[Figure content listings]

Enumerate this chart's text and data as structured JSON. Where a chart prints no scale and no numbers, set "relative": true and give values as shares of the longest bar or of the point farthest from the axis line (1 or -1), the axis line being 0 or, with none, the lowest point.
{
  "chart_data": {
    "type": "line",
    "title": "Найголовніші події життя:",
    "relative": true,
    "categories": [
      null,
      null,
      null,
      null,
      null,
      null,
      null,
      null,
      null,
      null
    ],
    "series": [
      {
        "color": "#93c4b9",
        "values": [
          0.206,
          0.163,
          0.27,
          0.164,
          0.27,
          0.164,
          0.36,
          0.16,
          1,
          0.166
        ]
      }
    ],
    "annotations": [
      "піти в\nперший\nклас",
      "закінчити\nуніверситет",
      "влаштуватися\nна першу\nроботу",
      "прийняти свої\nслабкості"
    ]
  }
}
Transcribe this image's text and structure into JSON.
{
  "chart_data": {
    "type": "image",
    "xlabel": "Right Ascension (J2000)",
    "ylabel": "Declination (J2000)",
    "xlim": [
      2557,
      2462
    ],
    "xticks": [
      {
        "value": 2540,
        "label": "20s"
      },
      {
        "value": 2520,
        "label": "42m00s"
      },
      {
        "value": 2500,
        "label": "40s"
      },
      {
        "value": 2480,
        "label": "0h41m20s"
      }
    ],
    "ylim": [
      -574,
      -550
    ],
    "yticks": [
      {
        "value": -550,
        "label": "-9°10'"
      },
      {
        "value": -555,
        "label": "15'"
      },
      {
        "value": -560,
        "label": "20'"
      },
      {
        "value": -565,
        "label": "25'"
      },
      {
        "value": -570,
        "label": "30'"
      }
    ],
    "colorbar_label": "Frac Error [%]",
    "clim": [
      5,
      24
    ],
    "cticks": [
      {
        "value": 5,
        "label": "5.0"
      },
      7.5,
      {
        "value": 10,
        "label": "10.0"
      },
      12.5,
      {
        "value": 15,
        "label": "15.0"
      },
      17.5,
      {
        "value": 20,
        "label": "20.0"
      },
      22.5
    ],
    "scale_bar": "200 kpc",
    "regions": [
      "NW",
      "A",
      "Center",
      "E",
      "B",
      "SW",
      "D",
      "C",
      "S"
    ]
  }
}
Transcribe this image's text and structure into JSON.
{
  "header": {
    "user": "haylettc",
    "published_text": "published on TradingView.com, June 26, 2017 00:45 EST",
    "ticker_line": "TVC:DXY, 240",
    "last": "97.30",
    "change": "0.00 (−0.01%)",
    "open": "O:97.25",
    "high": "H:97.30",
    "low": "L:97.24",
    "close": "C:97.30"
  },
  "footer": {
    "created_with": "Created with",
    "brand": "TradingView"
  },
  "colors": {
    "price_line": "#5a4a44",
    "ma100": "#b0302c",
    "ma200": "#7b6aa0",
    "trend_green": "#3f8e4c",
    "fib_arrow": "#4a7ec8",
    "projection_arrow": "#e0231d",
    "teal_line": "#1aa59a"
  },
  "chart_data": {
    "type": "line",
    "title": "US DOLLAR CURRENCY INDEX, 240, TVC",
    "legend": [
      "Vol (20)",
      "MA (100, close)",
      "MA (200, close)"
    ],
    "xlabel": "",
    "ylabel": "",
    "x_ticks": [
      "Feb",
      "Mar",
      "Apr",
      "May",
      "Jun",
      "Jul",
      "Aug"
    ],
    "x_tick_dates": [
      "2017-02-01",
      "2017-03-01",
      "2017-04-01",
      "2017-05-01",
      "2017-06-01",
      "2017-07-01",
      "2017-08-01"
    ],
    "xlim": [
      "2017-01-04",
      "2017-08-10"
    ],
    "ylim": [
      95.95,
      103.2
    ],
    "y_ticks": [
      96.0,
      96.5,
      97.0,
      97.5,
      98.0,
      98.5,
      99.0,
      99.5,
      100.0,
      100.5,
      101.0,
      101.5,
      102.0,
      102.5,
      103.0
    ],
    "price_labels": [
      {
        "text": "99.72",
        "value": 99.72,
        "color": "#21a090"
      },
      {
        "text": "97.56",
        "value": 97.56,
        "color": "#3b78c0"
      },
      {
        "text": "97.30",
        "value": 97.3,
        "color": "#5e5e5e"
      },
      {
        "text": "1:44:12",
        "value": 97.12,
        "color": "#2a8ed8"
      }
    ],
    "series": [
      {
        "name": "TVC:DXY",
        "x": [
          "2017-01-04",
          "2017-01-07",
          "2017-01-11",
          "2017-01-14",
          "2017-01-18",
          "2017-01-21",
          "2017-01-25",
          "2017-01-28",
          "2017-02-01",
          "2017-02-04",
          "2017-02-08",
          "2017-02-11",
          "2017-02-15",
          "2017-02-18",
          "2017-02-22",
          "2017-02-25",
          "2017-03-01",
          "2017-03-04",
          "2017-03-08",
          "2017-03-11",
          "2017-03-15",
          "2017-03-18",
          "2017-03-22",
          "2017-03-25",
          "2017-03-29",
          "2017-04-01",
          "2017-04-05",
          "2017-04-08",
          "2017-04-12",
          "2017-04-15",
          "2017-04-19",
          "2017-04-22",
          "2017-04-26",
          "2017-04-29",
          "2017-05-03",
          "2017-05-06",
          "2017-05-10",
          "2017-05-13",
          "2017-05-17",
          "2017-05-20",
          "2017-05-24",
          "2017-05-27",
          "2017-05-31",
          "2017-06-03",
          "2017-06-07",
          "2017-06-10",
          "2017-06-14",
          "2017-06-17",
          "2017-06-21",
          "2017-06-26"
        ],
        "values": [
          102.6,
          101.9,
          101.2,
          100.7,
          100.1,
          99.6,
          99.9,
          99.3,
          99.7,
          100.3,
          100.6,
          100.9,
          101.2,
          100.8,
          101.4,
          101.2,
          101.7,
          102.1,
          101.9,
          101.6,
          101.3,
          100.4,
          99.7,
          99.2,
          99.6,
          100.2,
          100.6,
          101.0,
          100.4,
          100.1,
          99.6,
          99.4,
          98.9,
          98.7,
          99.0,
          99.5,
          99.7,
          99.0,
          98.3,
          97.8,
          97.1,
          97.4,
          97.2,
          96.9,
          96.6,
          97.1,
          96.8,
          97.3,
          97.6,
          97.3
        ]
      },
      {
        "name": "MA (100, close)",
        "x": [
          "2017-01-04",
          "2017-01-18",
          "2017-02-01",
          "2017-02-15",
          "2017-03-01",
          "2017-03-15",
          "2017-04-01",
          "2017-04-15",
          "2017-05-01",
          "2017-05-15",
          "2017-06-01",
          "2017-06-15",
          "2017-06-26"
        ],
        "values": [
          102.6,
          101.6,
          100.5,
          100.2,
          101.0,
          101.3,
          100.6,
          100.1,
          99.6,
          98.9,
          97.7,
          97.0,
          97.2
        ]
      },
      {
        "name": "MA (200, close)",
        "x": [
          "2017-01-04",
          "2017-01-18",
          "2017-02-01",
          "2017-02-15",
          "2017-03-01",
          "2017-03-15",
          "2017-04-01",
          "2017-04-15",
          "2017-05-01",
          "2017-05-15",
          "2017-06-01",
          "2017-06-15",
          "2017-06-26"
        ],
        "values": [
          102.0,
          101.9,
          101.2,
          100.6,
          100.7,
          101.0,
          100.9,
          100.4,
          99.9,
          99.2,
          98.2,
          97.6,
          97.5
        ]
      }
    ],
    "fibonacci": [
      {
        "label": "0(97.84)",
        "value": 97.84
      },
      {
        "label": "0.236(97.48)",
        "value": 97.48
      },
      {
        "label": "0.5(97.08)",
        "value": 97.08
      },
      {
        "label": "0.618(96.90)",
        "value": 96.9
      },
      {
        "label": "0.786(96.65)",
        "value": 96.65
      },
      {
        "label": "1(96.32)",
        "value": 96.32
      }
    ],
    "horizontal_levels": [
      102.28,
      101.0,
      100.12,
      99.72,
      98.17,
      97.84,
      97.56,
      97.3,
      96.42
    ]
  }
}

• [THE PROBLEM]:
Hand back the material above in full, exactly as written.

• [RESULT OF THIS EXERCISE]:
Enumerate this chart's text and data as structured JSON. Where a chart prints no scale and no numbers, set "relative": true and give values as shares of the longest bar or of the point farthest from the axis line (1 or -1), the axis line being 0 or, with none, the lowest point.
{
  "chart_data": {
    "type": "line",
    "title": "Найголовніші події життя:",
    "relative": true,
    "categories": [
      null,
      null,
      null,
      null,
      null,
      null,
      null,
      null,
      null,
      null
    ],
    "series": [
      {
        "color": "#93c4b9",
        "values": [
          0.206,
          0.163,
          0.27,
          0.164,
          0.27,
          0.164,
          0.36,
          0.16,
          1,
          0.166
        ]
      }
    ],
    "annotations": [
      "піти в\nперший\nклас",
      "закінчити\nуніверситет",
      "влаштуватися\nна першу\nроботу",
      "прийняти свої\nслабкості"
    ]
  }
}
Transcribe this image's text and structure into JSON.
{
  "chart_data": {
    "type": "image",
    "xlabel": "Right Ascension (J2000)",
    "ylabel": "Declination (J2000)",
    "xlim": [
      2557,
      2462
    ],
    "xticks": [
      {
        "value": 2540,
        "label": "20s"
      },
      {
        "value": 2520,
        "label": "42m00s"
      },
      {
        "value": 2500,
        "label": "40s"
      },
      {
        "value": 2480,
        "label": "0h41m20s"
      }
    ],
    "ylim": [
      -574,
      -550
    ],
    "yticks": [
      {
        "value": -550,
        "label": "-9°10'"
      },
      {
        "value": -555,
        "label": "15'"
      },
      {
        "value": -560,
        "label": "20'"
      },
      {
        "value": -565,
        "label": "25'"
      },
      {
        "value": -570,
        "label": "30'"
      }
    ],
    "colorbar_label": "Frac Error [%]",
    "clim": [
      5,
      24
    ],
    "cticks": [
      {
        "value": 5,
        "label": "5.0"
      },
      7.5,
      {
        "value": 10,
        "label": "10.0"
      },
      12.5,
      {
        "value": 15,
        "label": "15.0"
      },
      17.5,
      {
        "value": 20,
        "label": "20.0"
      },
      22.5
    ],
    "scale_bar": "200 kpc",
    "regions": [
      "NW",
      "A",
      "Center",
      "E",
      "B",
      "SW",
      "D",
      "C",
      "S"
    ]
  }
}
Transcribe this image's text and structure into JSON.
{
  "header": {
    "user": "haylettc",
    "published_text": "published on TradingView.com, June 26, 2017 00:45 EST",
    "ticker_line": "TVC:DXY, 240",
    "last": "97.30",
    "change": "0.00 (−0.01%)",
    "open": "O:97.25",
    "high": "H:97.30",
    "low": "L:97.24",
    "close": "C:97.30"
  },
  "footer": {
    "created_with": "Created with",
    "brand": "TradingView"
  },
  "colors": {
    "price_line": "#5a4a44",
    "ma100": "#b0302c",
    "ma200": "#7b6aa0",
    "trend_green": "#3f8e4c",
    "fib_arrow": "#4a7ec8",
    "projection_arrow": "#e0231d",
    "teal_line": "#1aa59a"
  },
  "chart_data": {
    "type": "line",
    "title": "US DOLLAR CURRENCY INDEX, 240, TVC",
    "legend": [
      "Vol (20)",
      "MA (100, close)",
      "MA (200, close)"
    ],
    "xlabel": "",
    "ylabel": "",
    "x_ticks": [
      "Feb",
      "Mar",
      "Apr",
      "May",
      "Jun",
      "Jul",
      "Aug"
    ],
    "x_tick_dates": [
      "2017-02-01",
      "2017-03-01",
      "2017-04-01",
      "2017-05-01",
      "2017-06-01",
      "2017-07-01",
      "2017-08-01"
    ],
    "xlim": [
      "2017-01-04",
      "2017-08-10"
    ],
    "ylim": [
      95.95,
      103.2
    ],
    "y_ticks": [
      96.0,
      96.5,
      97.0,
      97.5,
      98.0,
      98.5,
      99.0,
      99.5,
      100.0,
      100.5,
      101.0,
      101.5,
      102.0,
      102.5,
      103.0
    ],
    "price_labels": [
      {
        "text": "99.72",
        "value": 99.72,
        "color": "#21a090"
      },
      {
        "text": "97.56",
        "value": 97.56,
        "color": "#3b78c0"
      },
      {
        "text": "97.30",
        "value": 97.3,
        "color": "#5e5e5e"
      },
      {
        "text": "1:44:12",
        "value": 97.12,
        "color": "#2a8ed8"
      }
    ],
    "series": [
      {
        "name": "TVC:DXY",
        "x": [
          "2017-01-04",
          "2017-01-07",
          "2017-01-11",
          "2017-01-14",
          "2017-01-18",
          "2017-01-21",
          "2017-01-25",
          "2017-01-28",
          "2017-02-01",
          "2017-02-04",
          "2017-02-08",
          "2017-02-11",
          "2017-02-15",
          "2017-02-18",
          "2017-02-22",
          "2017-02-25",
          "2017-03-01",
          "2017-03-04",
          "2017-03-08",
          "2017-03-11",
          "2017-03-15",
          "2017-03-18",
          "2017-03-22",
          "2017-03-25",
          "2017-03-29",
          "2017-04-01",
          "2017-04-05",
          "2017-04-08",
          "2017-04-12",
          "2017-04-15",
          "2017-04-19",
          "2017-04-22",
          "2017-04-26",
          "2017-04-29",
          "2017-05-03",
          "2017-05-06",
          "2017-05-10",
          "2017-05-13",
          "2017-05-17",
          "2017-05-20",
          "2017-05-24",
          "2017-05-27",
          "2017-05-31",
          "2017-06-03",
          "2017-06-07",
          "2017-06-10",
          "2017-06-14",
          "2017-06-17",
          "2017-06-21",
          "2017-06-26"
        ],
        "values": [
          102.6,
          101.9,
          101.2,
          100.7,
          100.1,
          99.6,
          99.9,
          99.3,
          99.7,
          100.3,
          100.6,
          100.9,
          101.2,
          100.8,
          101.4,
          101.2,
          101.7,
          102.1,
          101.9,
          101.6,
          101.3,
          100.4,
          99.7,
          99.2,
          99.6,
          100.2,
          100.6,
          101.0,
          100.4,
          100.1,
          99.6,
          99.4,
          98.9,
          98.7,
          99.0,
          99.5,
          99.7,
          99.0,
          98.3,
          97.8,
          97.1,
          97.4,
          97.2,
          96.9,
          96.6,
          97.1,
          96.8,
          97.3,
          97.6,
          97.3
        ]
      },
      {
        "name": "MA (100, close)",
        "x": [
          "2017-01-04",
          "2017-01-18",
          "2017-02-01",
          "2017-02-15",
          "2017-03-01",
          "2017-03-15",
          "2017-04-01",
          "2017-04-15",
          "2017-05-01",
          "2017-05-15",
          "2017-06-01",
          "2017-06-15",
          "2017-06-26"
        ],
        "values": [
          102.6,
          101.6,
          100.5,
          100.2,
          101.0,
          101.3,
          100.6,
          100.1,
          99.6,
          98.9,
          97.7,
          97.0,
          97.2
        ]
      },
      {
        "name": "MA (200, close)",
        "x": [
          "2017-01-04",
          "2017-01-18",
          "2017-02-01",
          "2017-02-15",
          "2017-03-01",
          "2017-03-15",
          "2017-04-01",
          "2017-04-15",
          "2017-05-01",
          "2017-05-15",
          "2017-06-01",
          "2017-06-15",
          "2017-06-26"
        ],
        "values": [
          102.0,
          101.9,
          101.2,
          100.6,
          100.7,
          101.0,
          100.9,
          100.4,
          99.9,
          99.2,
          98.2,
          97.6,
          97.5
        ]
      }
    ],
    "fibonacci": [
      {
        "label": "0(97.84)",
        "value": 97.84
      },
      {
        "label": "0.236(97.48)",
        "value": 97.48
      },
      {
        "label": "0.5(97.08)",
        "value": 97.08
      },
      {
        "label": "0.618(96.90)",
        "value": 96.9
      },
      {
        "label": "0.786(96.65)",
        "value": 96.65
      },
      {
        "label": "1(96.32)",
        "value": 96.32
      }
    ],
    "horizontal_levels": [
      102.28,
      101.0,
      100.12,
      99.72,
      98.17,
      97.84,
      97.56,
      97.3,
      96.42
    ]
  }
}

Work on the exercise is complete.